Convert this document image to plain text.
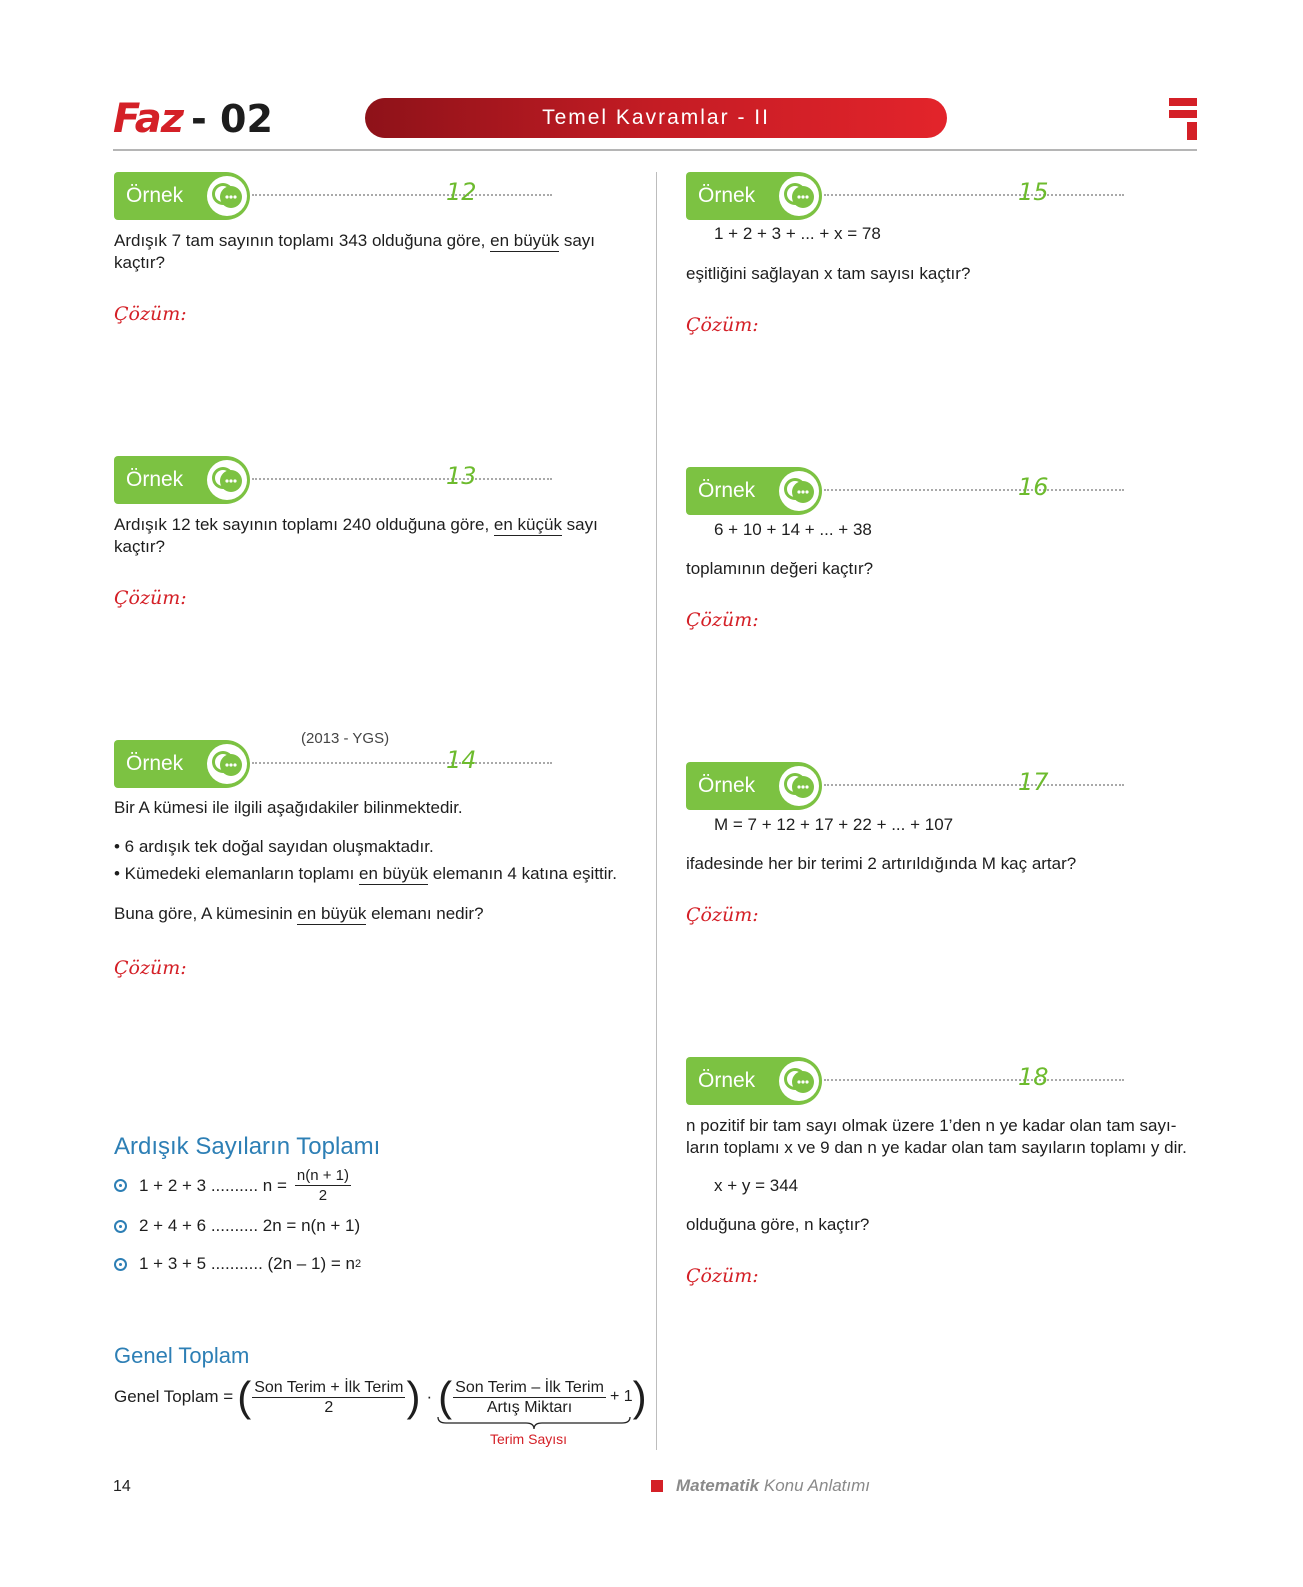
Faz - 02	Temel Kavramlar - II
Örnek	12
Ardışık 7 tam sayının toplamı 343 olduğuna göre, en büyük sayı kaçtır?
Çözüm:
Örnek	13
Ardışık 12 tek sayının toplamı 240 olduğuna göre, en küçük sayı kaçtır?
Çözüm:
Örnek
(2013 - YGS)
14
Bir A kümesi ile ilgili aşağıdakiler bilinmektedir.
• 6 ardışık tek doğal sayıdan oluşmaktadır.
• Kümedeki elemanların toplamı en büyük elemanın 4 katına eşittir.
Buna göre, A kümesinin en büyük elemanı nedir?
Çözüm:
Ardışık Sayıların Toplamı
1 + 2 + 3 .......... $n = \frac{n(n + 1)}{2}$
2 + 4 + 6 .......... 2n = n(n + 1)
1 + 3 + 5 ........... (2n – 1) = n 2
Genel Toplam
Genel Toplam = ( $\frac{\text{Son Terim + İlk Terim}}{2}$ ) · ( $\frac{\text{Son Terim – İlk Terim}}{\text{Artış Miktarı}} + 1$ )
Terim Sayısı
Örnek	15
1 + 2 + 3 + ... + x = 78
eşitliğini sağlayan x tam sayısı kaçtır?
Çözüm:
Örnek	16
6 + 10 + 14 + ... + 38
toplamının değeri kaçtır?
Çözüm:
Örnek	17
M = 7 + 12 + 17 + 22 + ... + 107
ifadesinde her bir terimi 2 artırıldığında M kaç artar?
Çözüm:
Örnek	18
n pozitif bir tam sayı olmak üzere 1’den n ye kadar olan tam sayı-
ların toplamı x ve 9 dan n ye kadar olan tam sayıların toplamı y dir.
x + y = 344
olduğuna göre, n kaçtır?
Çözüm:
14	Matematik Konu Anlatımı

++++++++

Exercise instructions: Quote in full the listing given above; the images are to be left out.

Result of this task:
Convert this document image to plain text.
Faz - 02	Temel Kavramlar - II
Örnek	12
Ardışık 7 tam sayının toplamı 343 olduğuna göre, en büyük sayı kaçtır?
Çözüm:
Örnek	13
Ardışık 12 tek sayının toplamı 240 olduğuna göre, en küçük sayı kaçtır?
Çözüm:
Örnek
(2013 - YGS)
14
Bir A kümesi ile ilgili aşağıdakiler bilinmektedir.
• 6 ardışık tek doğal sayıdan oluşmaktadır.
• Kümedeki elemanların toplamı en büyük elemanın 4 katına eşittir.
Buna göre, A kümesinin en büyük elemanı nedir?
Çözüm:
Ardışık Sayıların Toplamı
1 + 2 + 3 .......... $n = \frac{n(n + 1)}{2}$
2 + 4 + 6 .......... 2n = n(n + 1)
1 + 3 + 5 ........... (2n – 1) = n 2
Genel Toplam
Genel Toplam = ( $\frac{\text{Son Terim + İlk Terim}}{2}$ ) · ( $\frac{\text{Son Terim – İlk Terim}}{\text{Artış Miktarı}} + 1$ )
Terim Sayısı
Örnek	15
1 + 2 + 3 + ... + x = 78
eşitliğini sağlayan x tam sayısı kaçtır?
Çözüm:
Örnek	16
6 + 10 + 14 + ... + 38
toplamının değeri kaçtır?
Çözüm:
Örnek	17
M = 7 + 12 + 17 + 22 + ... + 107
ifadesinde her bir terimi 2 artırıldığında M kaç artar?
Çözüm:
Örnek	18
n pozitif bir tam sayı olmak üzere 1’den n ye kadar olan tam sayı-
ların toplamı x ve 9 dan n ye kadar olan tam sayıların toplamı y dir.
x + y = 344
olduğuna göre, n kaçtır?
Çözüm:
14	Matematik Konu Anlatımı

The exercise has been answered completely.